SUPPLIED MATERIAL >>

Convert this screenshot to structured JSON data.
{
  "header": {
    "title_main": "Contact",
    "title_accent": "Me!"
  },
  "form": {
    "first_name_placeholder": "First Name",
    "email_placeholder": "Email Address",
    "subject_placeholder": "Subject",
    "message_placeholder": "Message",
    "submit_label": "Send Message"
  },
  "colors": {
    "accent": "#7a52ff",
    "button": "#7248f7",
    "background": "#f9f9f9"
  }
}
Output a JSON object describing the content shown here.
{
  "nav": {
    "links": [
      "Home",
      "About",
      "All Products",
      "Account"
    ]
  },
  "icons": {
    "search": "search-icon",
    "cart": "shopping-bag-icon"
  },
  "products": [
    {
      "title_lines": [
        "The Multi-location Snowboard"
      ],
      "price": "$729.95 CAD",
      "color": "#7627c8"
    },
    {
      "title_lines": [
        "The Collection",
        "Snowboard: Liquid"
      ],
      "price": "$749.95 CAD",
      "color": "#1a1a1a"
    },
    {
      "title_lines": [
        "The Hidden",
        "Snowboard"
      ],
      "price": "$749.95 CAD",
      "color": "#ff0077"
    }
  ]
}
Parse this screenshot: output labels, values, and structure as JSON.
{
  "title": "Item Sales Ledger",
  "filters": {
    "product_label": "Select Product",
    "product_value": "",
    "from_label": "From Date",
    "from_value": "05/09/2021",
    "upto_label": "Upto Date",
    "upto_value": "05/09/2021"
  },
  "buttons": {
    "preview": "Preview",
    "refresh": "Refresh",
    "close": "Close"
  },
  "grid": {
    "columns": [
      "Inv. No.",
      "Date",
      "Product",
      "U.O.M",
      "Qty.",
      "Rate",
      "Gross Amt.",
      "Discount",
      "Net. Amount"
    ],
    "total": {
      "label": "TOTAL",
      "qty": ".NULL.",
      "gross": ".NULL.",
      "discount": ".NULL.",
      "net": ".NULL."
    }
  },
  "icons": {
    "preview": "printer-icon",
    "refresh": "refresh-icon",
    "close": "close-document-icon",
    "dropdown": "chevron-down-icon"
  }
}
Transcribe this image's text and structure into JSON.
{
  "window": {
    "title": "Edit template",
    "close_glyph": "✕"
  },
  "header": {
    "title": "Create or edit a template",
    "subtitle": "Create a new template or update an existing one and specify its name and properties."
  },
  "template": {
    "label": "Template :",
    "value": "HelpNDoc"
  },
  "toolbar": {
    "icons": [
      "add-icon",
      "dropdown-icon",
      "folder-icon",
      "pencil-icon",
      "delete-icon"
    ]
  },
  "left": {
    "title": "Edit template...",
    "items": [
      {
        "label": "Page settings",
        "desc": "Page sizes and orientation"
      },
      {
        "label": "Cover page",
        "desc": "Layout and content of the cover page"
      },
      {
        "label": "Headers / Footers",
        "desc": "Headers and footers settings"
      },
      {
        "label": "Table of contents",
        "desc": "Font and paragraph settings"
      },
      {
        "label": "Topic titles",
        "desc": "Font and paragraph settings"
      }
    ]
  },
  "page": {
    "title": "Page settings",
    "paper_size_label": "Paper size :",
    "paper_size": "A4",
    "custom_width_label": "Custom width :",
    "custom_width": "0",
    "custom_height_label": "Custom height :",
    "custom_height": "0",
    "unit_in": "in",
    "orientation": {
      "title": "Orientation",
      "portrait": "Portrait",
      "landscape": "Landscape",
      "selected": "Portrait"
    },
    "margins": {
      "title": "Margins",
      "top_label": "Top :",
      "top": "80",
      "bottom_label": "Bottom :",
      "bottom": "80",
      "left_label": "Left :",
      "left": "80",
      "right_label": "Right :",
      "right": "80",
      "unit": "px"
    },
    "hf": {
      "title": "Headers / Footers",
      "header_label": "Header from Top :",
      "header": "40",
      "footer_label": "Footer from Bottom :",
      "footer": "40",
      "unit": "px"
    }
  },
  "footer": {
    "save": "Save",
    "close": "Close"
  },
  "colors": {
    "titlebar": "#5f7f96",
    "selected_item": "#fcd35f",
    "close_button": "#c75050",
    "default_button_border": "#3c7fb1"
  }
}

TASK PROMPT >> Filter the records above for lines containing the word "JSON", and copy those lines.

FULL RESPONSE >>
Convert this screenshot to structured JSON data.
Output a JSON object describing the content shown here.
Parse this screenshot: output labels, values, and structure as JSON.
Transcribe this image's text and structure into JSON.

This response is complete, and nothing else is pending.